-- Your goal --
Work out how many lines of the records contain "overline". Answer with the number and nothing else.

[Records]
>> begin
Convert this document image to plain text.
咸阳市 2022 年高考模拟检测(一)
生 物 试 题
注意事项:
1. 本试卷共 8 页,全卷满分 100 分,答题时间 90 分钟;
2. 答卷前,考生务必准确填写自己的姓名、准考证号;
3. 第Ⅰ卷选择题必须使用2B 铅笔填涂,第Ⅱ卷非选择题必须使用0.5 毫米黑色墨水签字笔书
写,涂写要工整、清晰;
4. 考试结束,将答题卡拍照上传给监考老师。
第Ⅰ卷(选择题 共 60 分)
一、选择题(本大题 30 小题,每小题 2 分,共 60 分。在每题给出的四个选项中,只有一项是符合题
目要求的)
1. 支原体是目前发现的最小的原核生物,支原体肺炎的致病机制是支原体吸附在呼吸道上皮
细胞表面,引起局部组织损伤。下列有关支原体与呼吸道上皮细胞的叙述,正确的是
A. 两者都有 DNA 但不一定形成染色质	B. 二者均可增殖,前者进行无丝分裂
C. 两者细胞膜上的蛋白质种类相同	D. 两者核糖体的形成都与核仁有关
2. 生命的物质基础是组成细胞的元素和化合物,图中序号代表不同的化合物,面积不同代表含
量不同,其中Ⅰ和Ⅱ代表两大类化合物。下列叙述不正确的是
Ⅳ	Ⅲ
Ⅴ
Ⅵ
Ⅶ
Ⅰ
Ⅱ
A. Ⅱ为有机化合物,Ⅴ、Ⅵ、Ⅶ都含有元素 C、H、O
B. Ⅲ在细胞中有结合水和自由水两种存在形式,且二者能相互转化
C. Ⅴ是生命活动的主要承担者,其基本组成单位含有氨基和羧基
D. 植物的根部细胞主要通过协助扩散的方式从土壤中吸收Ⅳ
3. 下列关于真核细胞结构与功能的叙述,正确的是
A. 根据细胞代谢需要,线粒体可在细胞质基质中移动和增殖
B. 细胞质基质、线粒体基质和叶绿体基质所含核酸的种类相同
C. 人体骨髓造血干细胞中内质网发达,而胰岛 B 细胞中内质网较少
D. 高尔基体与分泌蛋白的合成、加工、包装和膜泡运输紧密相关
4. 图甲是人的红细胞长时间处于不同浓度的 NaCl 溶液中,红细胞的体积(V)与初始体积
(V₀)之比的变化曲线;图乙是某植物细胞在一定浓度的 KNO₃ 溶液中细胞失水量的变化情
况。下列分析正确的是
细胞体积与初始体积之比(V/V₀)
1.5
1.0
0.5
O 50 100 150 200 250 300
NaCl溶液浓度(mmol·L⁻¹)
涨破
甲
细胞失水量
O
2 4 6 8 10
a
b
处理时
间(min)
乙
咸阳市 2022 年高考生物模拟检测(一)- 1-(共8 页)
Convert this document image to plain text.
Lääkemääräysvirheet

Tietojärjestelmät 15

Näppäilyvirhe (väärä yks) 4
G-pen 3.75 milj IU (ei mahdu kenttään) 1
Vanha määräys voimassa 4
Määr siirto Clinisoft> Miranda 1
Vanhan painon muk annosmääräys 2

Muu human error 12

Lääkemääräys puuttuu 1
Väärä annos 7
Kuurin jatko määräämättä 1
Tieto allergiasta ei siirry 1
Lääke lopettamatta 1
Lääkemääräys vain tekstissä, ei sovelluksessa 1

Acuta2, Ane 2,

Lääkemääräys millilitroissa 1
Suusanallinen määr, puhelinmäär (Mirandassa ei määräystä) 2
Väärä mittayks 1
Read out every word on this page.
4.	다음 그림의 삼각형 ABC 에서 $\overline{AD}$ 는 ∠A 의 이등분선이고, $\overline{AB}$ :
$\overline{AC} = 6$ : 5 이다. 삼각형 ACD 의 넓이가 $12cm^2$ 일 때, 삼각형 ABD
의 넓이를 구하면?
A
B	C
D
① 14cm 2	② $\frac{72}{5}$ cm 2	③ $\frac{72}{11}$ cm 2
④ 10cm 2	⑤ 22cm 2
>> end
-- Finished answer --
2